(Data entries)
________________________
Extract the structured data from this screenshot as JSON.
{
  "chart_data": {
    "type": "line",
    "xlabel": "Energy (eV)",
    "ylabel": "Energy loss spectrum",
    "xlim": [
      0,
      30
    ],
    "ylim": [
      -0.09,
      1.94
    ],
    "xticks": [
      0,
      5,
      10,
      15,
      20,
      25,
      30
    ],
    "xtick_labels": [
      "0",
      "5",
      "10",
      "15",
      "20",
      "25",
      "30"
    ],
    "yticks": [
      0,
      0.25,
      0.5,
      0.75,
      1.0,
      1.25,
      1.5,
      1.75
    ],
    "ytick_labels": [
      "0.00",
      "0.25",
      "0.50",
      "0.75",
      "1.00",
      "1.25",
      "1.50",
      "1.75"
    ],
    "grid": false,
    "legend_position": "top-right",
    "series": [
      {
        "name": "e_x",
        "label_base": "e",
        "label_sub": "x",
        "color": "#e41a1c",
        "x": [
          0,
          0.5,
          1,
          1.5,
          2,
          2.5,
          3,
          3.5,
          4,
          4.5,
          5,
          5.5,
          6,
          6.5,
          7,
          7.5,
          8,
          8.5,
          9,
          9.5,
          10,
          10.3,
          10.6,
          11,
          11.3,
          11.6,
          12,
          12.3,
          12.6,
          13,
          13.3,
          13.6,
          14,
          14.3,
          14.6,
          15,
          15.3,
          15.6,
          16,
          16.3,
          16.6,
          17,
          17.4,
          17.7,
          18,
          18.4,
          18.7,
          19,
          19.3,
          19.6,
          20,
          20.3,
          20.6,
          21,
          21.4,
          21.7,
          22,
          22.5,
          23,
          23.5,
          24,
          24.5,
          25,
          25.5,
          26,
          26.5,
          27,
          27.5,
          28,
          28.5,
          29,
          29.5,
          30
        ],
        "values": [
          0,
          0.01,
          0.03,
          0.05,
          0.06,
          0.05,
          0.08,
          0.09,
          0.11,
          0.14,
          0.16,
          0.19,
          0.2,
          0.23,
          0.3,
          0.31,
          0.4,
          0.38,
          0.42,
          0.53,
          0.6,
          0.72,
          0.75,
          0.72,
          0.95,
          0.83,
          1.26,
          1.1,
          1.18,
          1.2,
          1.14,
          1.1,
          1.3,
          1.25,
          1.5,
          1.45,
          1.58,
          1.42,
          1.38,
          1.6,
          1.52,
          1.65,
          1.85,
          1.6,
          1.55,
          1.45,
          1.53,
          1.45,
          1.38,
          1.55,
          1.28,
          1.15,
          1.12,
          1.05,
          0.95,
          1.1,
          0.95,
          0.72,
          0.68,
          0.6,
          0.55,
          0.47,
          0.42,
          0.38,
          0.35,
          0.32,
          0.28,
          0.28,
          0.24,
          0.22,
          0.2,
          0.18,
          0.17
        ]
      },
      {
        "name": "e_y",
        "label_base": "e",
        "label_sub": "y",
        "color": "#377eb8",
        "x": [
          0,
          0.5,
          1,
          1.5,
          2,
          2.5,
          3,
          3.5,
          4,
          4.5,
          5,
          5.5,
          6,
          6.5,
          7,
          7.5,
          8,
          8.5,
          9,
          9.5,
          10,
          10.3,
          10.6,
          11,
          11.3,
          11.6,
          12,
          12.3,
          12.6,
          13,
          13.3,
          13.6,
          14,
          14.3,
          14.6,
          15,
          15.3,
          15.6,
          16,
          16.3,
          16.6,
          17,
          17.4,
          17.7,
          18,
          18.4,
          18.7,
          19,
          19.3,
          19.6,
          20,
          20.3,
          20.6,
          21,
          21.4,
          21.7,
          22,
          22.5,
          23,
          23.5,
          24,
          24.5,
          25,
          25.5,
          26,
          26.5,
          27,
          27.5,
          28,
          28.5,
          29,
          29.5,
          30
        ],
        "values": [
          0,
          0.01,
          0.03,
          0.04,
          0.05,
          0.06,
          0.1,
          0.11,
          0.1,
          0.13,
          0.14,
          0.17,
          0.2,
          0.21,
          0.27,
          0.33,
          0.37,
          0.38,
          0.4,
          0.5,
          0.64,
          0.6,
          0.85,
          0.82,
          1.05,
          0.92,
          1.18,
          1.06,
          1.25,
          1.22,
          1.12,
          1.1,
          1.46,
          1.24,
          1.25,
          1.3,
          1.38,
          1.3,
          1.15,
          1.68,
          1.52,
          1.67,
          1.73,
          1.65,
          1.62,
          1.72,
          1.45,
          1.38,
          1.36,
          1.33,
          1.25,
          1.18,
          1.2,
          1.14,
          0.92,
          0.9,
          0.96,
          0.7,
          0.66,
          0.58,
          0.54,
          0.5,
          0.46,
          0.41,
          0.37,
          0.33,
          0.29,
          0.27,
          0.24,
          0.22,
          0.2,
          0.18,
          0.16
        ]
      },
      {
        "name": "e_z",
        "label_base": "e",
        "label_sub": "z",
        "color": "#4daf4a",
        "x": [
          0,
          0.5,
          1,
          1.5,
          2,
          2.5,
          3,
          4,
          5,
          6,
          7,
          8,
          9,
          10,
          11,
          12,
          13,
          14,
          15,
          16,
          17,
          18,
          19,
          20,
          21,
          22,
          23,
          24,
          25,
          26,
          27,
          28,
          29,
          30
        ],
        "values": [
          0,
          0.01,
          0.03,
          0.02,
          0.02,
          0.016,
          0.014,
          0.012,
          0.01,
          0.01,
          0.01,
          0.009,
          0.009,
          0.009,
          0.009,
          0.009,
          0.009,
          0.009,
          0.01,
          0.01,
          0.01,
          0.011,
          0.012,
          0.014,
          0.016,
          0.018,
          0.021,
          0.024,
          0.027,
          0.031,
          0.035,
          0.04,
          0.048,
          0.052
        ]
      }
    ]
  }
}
________________________
=== Exercise goal ===
Copy the data above exactly. Every line must be included.

=== Written response ===
Extract the structured data from this screenshot as JSON.
{
  "chart_data": {
    "type": "line",
    "xlabel": "Energy (eV)",
    "ylabel": "Energy loss spectrum",
    "xlim": [
      0,
      30
    ],
    "ylim": [
      -0.09,
      1.94
    ],
    "xticks": [
      0,
      5,
      10,
      15,
      20,
      25,
      30
    ],
    "xtick_labels": [
      "0",
      "5",
      "10",
      "15",
      "20",
      "25",
      "30"
    ],
    "yticks": [
      0,
      0.25,
      0.5,
      0.75,
      1.0,
      1.25,
      1.5,
      1.75
    ],
    "ytick_labels": [
      "0.00",
      "0.25",
      "0.50",
      "0.75",
      "1.00",
      "1.25",
      "1.50",
      "1.75"
    ],
    "grid": false,
    "legend_position": "top-right",
    "series": [
      {
        "name": "e_x",
        "label_base": "e",
        "label_sub": "x",
        "color": "#e41a1c",
        "x": [
          0,
          0.5,
          1,
          1.5,
          2,
          2.5,
          3,
          3.5,
          4,
          4.5,
          5,
          5.5,
          6,
          6.5,
          7,
          7.5,
          8,
          8.5,
          9,
          9.5,
          10,
          10.3,
          10.6,
          11,
          11.3,
          11.6,
          12,
          12.3,
          12.6,
          13,
          13.3,
          13.6,
          14,
          14.3,
          14.6,
          15,
          15.3,
          15.6,
          16,
          16.3,
          16.6,
          17,
          17.4,
          17.7,
          18,
          18.4,
          18.7,
          19,
          19.3,
          19.6,
          20,
          20.3,
          20.6,
          21,
          21.4,
          21.7,
          22,
          22.5,
          23,
          23.5,
          24,
          24.5,
          25,
          25.5,
          26,
          26.5,
          27,
          27.5,
          28,
          28.5,
          29,
          29.5,
          30
        ],
        "values": [
          0,
          0.01,
          0.03,
          0.05,
          0.06,
          0.05,
          0.08,
          0.09,
          0.11,
          0.14,
          0.16,
          0.19,
          0.2,
          0.23,
          0.3,
          0.31,
          0.4,
          0.38,
          0.42,
          0.53,
          0.6,
          0.72,
          0.75,
          0.72,
          0.95,
          0.83,
          1.26,
          1.1,
          1.18,
          1.2,
          1.14,
          1.1,
          1.3,
          1.25,
          1.5,
          1.45,
          1.58,
          1.42,
          1.38,
          1.6,
          1.52,
          1.65,
          1.85,
          1.6,
          1.55,
          1.45,
          1.53,
          1.45,
          1.38,
          1.55,
          1.28,
          1.15,
          1.12,
          1.05,
          0.95,
          1.1,
          0.95,
          0.72,
          0.68,
          0.6,
          0.55,
          0.47,
          0.42,
          0.38,
          0.35,
          0.32,
          0.28,
          0.28,
          0.24,
          0.22,
          0.2,
          0.18,
          0.17
        ]
      },
      {
        "name": "e_y",
        "label_base": "e",
        "label_sub": "y",
        "color": "#377eb8",
        "x": [
          0,
          0.5,
          1,
          1.5,
          2,
          2.5,
          3,
          3.5,
          4,
          4.5,
          5,
          5.5,
          6,
          6.5,
          7,
          7.5,
          8,
          8.5,
          9,
          9.5,
          10,
          10.3,
          10.6,
          11,
          11.3,
          11.6,
          12,
          12.3,
          12.6,
          13,
          13.3,
          13.6,
          14,
          14.3,
          14.6,
          15,
          15.3,
          15.6,
          16,
          16.3,
          16.6,
          17,
          17.4,
          17.7,
          18,
          18.4,
          18.7,
          19,
          19.3,
          19.6,
          20,
          20.3,
          20.6,
          21,
          21.4,
          21.7,
          22,
          22.5,
          23,
          23.5,
          24,
          24.5,
          25,
          25.5,
          26,
          26.5,
          27,
          27.5,
          28,
          28.5,
          29,
          29.5,
          30
        ],
        "values": [
          0,
          0.01,
          0.03,
          0.04,
          0.05,
          0.06,
          0.1,
          0.11,
          0.1,
          0.13,
          0.14,
          0.17,
          0.2,
          0.21,
          0.27,
          0.33,
          0.37,
          0.38,
          0.4,
          0.5,
          0.64,
          0.6,
          0.85,
          0.82,
          1.05,
          0.92,
          1.18,
          1.06,
          1.25,
          1.22,
          1.12,
          1.1,
          1.46,
          1.24,
          1.25,
          1.3,
          1.38,
          1.3,
          1.15,
          1.68,
          1.52,
          1.67,
          1.73,
          1.65,
          1.62,
          1.72,
          1.45,
          1.38,
          1.36,
          1.33,
          1.25,
          1.18,
          1.2,
          1.14,
          0.92,
          0.9,
          0.96,
          0.7,
          0.66,
          0.58,
          0.54,
          0.5,
          0.46,
          0.41,
          0.37,
          0.33,
          0.29,
          0.27,
          0.24,
          0.22,
          0.2,
          0.18,
          0.16
        ]
      },
      {
        "name": "e_z",
        "label_base": "e",
        "label_sub": "z",
        "color": "#4daf4a",
        "x": [
          0,
          0.5,
          1,
          1.5,
          2,
          2.5,
          3,
          4,
          5,
          6,
          7,
          8,
          9,
          10,
          11,
          12,
          13,
          14,
          15,
          16,
          17,
          18,
          19,
          20,
          21,
          22,
          23,
          24,
          25,
          26,
          27,
          28,
          29,
          30
        ],
        "values": [
          0,
          0.01,
          0.03,
          0.02,
          0.02,
          0.016,
          0.014,
          0.012,
          0.01,
          0.01,
          0.01,
          0.009,
          0.009,
          0.009,
          0.009,
          0.009,
          0.009,
          0.009,
          0.01,
          0.01,
          0.01,
          0.011,
          0.012,
          0.014,
          0.016,
          0.018,
          0.021,
          0.024,
          0.027,
          0.031,
          0.035,
          0.04,
          0.048,
          0.052
        ]
      }
    ]
  }
}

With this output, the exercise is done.